» EXTRACTED RECORDS
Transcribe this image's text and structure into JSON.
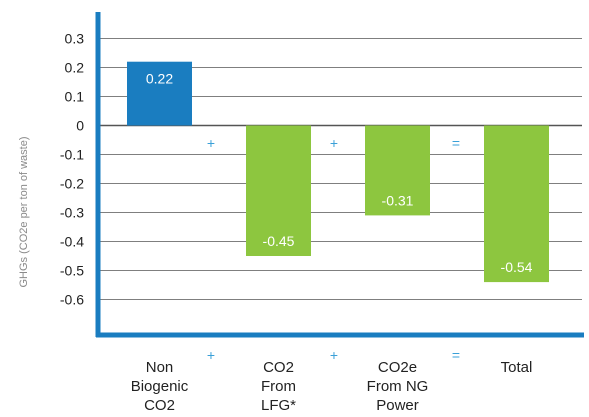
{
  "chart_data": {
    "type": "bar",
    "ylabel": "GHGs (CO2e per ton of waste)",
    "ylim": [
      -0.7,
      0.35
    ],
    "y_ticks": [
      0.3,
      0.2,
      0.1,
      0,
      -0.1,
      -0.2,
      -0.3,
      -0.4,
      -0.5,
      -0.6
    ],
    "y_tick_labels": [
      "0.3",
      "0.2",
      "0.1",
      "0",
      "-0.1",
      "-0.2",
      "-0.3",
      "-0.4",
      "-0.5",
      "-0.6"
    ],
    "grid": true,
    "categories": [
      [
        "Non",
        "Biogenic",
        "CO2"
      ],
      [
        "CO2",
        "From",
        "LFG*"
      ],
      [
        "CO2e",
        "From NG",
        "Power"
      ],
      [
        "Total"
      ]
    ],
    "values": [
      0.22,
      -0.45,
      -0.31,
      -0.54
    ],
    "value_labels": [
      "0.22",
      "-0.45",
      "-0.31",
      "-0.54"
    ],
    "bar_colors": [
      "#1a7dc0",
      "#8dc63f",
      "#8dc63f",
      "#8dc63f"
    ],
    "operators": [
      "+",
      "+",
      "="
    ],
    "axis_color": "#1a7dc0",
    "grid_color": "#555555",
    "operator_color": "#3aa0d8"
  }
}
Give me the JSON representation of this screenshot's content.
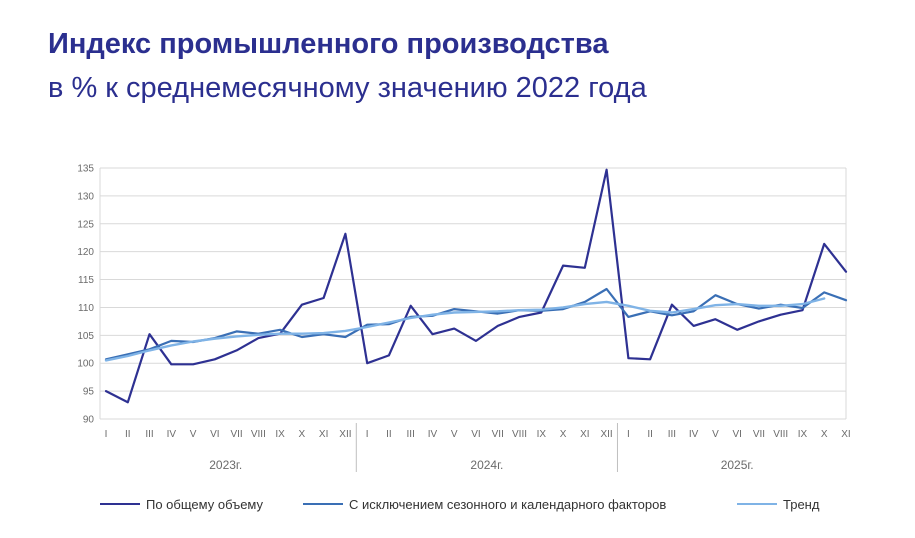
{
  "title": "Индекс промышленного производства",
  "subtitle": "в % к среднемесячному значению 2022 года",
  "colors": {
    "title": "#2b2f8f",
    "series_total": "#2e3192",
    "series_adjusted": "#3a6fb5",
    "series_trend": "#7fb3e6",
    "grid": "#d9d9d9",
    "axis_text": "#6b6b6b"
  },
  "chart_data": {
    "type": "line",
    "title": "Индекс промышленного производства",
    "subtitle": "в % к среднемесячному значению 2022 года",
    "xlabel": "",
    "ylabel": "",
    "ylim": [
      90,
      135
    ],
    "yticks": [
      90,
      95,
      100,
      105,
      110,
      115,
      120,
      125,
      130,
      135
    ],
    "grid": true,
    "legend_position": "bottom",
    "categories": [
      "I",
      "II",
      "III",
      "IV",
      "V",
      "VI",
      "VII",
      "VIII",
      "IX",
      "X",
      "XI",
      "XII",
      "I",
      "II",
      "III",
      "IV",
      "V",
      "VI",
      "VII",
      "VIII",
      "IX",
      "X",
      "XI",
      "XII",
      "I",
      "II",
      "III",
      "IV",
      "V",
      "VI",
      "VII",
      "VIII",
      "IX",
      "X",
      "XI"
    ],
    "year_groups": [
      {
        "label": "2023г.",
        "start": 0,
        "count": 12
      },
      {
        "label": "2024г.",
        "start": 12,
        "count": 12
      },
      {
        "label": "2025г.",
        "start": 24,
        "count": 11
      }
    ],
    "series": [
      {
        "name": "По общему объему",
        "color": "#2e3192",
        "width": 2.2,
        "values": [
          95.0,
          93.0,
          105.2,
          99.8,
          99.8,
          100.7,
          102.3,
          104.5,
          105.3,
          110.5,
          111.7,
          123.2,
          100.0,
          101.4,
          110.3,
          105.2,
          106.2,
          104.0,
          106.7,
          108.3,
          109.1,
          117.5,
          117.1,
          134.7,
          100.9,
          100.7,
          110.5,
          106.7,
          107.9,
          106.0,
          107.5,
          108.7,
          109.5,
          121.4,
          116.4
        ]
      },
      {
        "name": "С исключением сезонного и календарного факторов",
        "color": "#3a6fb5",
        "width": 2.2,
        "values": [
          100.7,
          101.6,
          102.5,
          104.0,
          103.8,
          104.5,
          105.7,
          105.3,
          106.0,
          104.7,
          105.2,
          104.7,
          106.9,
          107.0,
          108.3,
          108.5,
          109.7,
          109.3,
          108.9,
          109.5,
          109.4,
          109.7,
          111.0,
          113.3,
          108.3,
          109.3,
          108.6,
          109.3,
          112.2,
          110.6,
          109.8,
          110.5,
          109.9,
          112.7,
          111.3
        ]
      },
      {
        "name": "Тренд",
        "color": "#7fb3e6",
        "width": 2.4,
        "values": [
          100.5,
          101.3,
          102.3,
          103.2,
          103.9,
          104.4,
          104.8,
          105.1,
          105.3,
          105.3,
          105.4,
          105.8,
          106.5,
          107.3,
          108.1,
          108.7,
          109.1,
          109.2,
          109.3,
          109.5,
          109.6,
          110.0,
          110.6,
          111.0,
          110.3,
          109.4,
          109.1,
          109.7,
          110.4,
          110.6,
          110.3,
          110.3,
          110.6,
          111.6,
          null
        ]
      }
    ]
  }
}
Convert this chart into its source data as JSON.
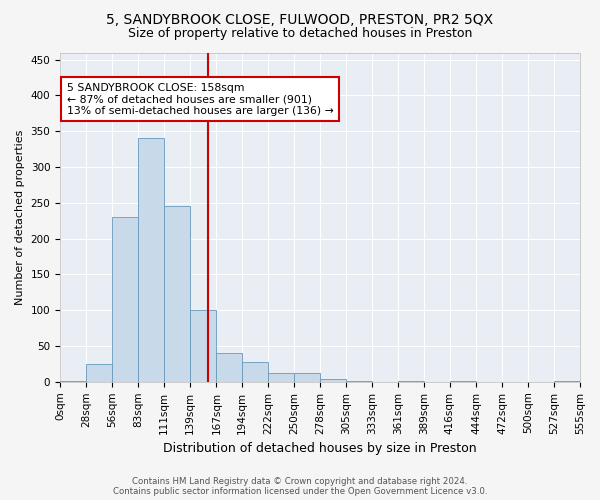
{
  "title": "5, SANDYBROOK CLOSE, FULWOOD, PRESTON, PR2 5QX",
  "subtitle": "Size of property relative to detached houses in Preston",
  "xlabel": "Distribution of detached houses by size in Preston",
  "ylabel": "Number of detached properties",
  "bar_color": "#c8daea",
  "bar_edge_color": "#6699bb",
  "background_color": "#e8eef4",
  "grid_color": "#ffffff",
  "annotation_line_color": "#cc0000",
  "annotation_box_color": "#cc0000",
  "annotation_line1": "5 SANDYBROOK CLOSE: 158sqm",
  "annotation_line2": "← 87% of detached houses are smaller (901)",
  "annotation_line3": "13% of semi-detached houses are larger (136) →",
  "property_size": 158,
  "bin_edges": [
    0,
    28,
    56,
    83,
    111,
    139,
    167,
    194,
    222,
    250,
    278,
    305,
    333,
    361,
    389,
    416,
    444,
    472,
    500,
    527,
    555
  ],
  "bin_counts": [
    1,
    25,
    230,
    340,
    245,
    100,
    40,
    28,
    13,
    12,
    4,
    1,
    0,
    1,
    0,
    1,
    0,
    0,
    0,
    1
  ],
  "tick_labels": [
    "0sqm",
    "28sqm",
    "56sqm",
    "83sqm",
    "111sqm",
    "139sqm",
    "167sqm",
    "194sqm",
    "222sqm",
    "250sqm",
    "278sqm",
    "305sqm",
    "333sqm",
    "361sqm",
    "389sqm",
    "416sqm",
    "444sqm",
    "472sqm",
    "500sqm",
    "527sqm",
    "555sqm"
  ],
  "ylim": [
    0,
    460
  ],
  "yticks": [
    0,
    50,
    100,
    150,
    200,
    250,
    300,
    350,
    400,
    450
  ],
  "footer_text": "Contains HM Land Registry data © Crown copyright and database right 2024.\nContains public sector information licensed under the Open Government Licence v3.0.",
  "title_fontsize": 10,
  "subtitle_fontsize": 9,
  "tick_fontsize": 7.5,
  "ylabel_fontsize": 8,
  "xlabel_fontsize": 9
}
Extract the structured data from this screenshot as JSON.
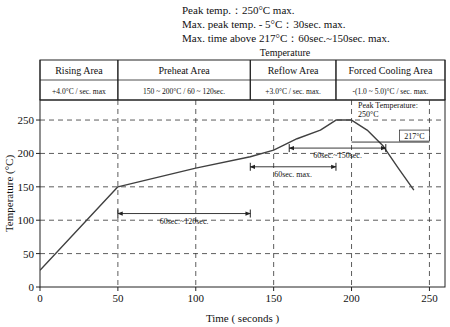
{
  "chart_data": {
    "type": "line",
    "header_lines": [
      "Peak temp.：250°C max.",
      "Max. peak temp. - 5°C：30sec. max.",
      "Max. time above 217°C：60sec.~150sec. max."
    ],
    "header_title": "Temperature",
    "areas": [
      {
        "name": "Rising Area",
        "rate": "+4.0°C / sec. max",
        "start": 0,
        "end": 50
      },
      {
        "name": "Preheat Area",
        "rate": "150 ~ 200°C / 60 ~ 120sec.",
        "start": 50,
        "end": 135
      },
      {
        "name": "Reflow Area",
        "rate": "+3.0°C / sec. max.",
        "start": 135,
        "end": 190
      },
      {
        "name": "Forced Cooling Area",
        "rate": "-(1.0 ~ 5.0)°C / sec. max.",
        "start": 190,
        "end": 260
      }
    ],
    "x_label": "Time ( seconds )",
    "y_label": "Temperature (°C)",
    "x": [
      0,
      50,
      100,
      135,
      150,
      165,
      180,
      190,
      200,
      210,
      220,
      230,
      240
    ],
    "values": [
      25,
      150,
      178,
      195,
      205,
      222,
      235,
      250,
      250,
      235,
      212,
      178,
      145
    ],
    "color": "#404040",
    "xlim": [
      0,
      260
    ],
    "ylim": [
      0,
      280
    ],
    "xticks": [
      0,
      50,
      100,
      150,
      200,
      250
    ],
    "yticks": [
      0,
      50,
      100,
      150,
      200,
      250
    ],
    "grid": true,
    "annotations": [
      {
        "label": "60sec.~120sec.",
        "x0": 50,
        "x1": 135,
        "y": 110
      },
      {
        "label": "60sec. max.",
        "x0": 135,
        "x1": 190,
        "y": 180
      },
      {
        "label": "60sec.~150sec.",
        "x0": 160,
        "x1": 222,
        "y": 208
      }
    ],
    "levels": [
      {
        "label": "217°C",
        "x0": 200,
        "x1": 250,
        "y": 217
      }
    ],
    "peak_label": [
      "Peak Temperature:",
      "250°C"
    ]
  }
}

* * *

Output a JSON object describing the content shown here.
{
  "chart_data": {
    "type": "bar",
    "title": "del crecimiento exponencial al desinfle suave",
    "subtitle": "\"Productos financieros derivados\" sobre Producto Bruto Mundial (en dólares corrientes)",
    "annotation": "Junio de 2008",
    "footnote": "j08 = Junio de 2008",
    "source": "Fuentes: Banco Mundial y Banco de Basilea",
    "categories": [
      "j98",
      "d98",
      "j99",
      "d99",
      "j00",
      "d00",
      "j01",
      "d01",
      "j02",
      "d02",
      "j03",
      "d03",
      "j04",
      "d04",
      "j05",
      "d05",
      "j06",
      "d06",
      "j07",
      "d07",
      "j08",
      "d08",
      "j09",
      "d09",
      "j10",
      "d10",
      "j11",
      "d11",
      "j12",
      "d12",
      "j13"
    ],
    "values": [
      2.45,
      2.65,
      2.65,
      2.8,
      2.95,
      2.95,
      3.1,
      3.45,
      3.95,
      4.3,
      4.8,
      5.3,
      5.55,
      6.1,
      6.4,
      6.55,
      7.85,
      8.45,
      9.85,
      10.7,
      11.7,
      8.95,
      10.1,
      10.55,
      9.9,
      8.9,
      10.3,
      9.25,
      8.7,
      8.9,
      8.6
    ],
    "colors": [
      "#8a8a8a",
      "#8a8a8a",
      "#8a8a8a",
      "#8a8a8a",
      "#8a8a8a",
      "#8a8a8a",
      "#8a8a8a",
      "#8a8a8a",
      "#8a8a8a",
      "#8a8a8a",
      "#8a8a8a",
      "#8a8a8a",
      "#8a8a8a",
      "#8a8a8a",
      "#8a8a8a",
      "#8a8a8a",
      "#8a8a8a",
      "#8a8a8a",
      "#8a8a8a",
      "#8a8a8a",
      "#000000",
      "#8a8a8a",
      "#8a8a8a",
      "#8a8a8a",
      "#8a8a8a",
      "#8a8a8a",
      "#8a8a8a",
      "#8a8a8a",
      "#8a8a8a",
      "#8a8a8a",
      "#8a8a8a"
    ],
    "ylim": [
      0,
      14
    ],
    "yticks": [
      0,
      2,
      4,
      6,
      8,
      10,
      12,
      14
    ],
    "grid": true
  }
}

» INSTRUCTIONS FOR THE TASK
Check each line of the records for "JSON" and copy the ones that contain it.

» RESPONSE TO THIS TASK
Transcribe this image's text and structure into JSON.
Give me the JSON representation of this screenshot's content.
Convert this chart into its source data as JSON.
Extract the structured data from this screenshot as JSON.
Output a JSON object describing the content shown here.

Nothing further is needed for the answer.